* Exercise instructions *
Repeat each entry exactly and drop the pictures.

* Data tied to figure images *
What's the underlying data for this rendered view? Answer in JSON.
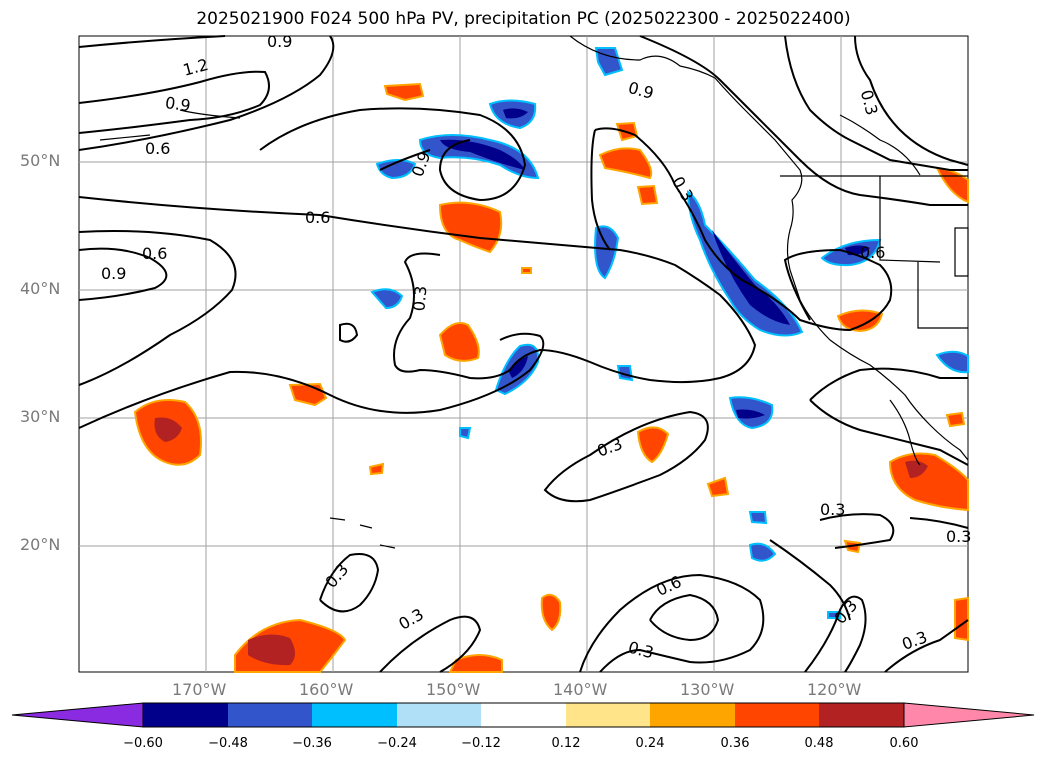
{
  "title": "2025021900 F024 500 hPa PV, precipitation PC (2025022300 - 2025022400)",
  "lat_labels": [
    "50°N",
    "40°N",
    "30°N",
    "20°N"
  ],
  "lon_labels": [
    "170°W",
    "160°W",
    "150°W",
    "140°W",
    "130°W",
    "120°W"
  ],
  "contour_labels": [
    "1.2",
    "0.9",
    "0.9",
    "0.6",
    "0.6",
    "0.6",
    "0.9",
    "0.9",
    "0.9",
    "0.3",
    "0.3",
    "0.3",
    "0.6",
    "0.3",
    "0.3",
    "0.3",
    "0.3",
    "0.6",
    "0.3",
    "0.3",
    "0.3",
    "0.3",
    "0.3"
  ],
  "colorbar": {
    "ticks": [
      "−0.60",
      "−0.48",
      "−0.36",
      "−0.24",
      "−0.12",
      "0.12",
      "0.24",
      "0.36",
      "0.48",
      "0.60"
    ],
    "colors": [
      "#8a2be2",
      "#00008b",
      "#3355cc",
      "#00bfff",
      "#b0e0f8",
      "#ffffff",
      "#ffe48a",
      "#ffa500",
      "#ff4500",
      "#b22222",
      "#ff88aa"
    ]
  }
}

* Result *
What's the underlying data for this rendered view? Answer in JSON.
{
  "title": "2025021900 F024 500 hPa PV, precipitation PC (2025022300 - 2025022400)",
  "lat_labels": [
    "50°N",
    "40°N",
    "30°N",
    "20°N"
  ],
  "lon_labels": [
    "170°W",
    "160°W",
    "150°W",
    "140°W",
    "130°W",
    "120°W"
  ],
  "contour_labels": [
    "1.2",
    "0.9",
    "0.9",
    "0.6",
    "0.6",
    "0.6",
    "0.9",
    "0.9",
    "0.9",
    "0.3",
    "0.3",
    "0.3",
    "0.6",
    "0.3",
    "0.3",
    "0.3",
    "0.3",
    "0.6",
    "0.3",
    "0.3",
    "0.3",
    "0.3",
    "0.3"
  ],
  "colorbar": {
    "ticks": [
      "−0.60",
      "−0.48",
      "−0.36",
      "−0.24",
      "−0.12",
      "0.12",
      "0.24",
      "0.36",
      "0.48",
      "0.60"
    ],
    "colors": [
      "#8a2be2",
      "#00008b",
      "#3355cc",
      "#00bfff",
      "#b0e0f8",
      "#ffffff",
      "#ffe48a",
      "#ffa500",
      "#ff4500",
      "#b22222",
      "#ff88aa"
    ]
  }
}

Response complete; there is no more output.